>> start

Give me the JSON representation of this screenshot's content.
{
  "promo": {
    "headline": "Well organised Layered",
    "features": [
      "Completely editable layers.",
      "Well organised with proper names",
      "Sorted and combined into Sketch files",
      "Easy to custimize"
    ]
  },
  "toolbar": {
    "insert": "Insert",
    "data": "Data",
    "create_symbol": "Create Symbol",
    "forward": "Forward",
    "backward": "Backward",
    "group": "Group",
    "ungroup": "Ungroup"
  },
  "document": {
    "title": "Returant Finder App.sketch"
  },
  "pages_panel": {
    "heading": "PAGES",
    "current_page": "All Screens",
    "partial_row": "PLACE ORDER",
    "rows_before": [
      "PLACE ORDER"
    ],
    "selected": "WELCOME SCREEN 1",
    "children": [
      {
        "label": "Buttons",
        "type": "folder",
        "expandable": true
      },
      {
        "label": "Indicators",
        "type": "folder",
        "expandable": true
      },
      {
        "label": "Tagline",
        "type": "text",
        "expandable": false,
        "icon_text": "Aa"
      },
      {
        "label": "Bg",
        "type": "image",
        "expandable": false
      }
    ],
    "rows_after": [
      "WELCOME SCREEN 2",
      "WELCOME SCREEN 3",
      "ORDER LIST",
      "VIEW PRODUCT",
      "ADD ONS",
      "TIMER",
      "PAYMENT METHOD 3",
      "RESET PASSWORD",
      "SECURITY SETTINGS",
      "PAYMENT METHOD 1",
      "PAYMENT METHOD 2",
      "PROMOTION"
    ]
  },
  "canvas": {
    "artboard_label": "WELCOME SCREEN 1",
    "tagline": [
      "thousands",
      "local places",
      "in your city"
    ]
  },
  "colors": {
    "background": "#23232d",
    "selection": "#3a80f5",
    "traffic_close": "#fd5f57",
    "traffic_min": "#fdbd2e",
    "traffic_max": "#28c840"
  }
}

>> end

= To do =
Among the records above, find each line holding the string "organised" and pull it out.

= The completed task =
    "headline": "Well organised Layered",
      "Well organised with proper names",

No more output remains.